**What this task involves:**
Write out the records below word for word, please.

**Supplied information:**
>> BEGIN

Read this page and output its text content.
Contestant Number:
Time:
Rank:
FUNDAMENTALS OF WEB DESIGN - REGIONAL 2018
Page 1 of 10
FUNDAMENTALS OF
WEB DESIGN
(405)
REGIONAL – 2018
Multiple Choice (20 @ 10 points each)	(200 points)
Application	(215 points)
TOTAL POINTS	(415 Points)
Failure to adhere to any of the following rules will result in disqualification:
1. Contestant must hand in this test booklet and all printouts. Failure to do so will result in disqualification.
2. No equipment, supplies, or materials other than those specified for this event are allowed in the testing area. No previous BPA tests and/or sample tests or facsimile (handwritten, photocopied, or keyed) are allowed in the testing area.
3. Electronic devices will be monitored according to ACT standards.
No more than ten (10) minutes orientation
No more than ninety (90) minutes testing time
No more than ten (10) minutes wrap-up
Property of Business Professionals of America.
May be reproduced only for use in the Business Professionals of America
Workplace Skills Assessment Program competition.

>> END

**Exercise solution:**
Read this page and output its text content.
Contestant Number:
Time:
Rank:
FUNDAMENTALS OF WEB DESIGN - REGIONAL 2018
Page 1 of 10
FUNDAMENTALS OF
WEB DESIGN
(405)
REGIONAL – 2018
Multiple Choice (20 @ 10 points each)	(200 points)
Application	(215 points)
TOTAL POINTS	(415 Points)
Failure to adhere to any of the following rules will result in disqualification:
1. Contestant must hand in this test booklet and all printouts. Failure to do so will result in disqualification.
2. No equipment, supplies, or materials other than those specified for this event are allowed in the testing area. No previous BPA tests and/or sample tests or facsimile (handwritten, photocopied, or keyed) are allowed in the testing area.
3. Electronic devices will be monitored according to ACT standards.
No more than ten (10) minutes orientation
No more than ninety (90) minutes testing time
No more than ten (10) minutes wrap-up
Property of Business Professionals of America.
May be reproduced only for use in the Business Professionals of America
Workplace Skills Assessment Program competition.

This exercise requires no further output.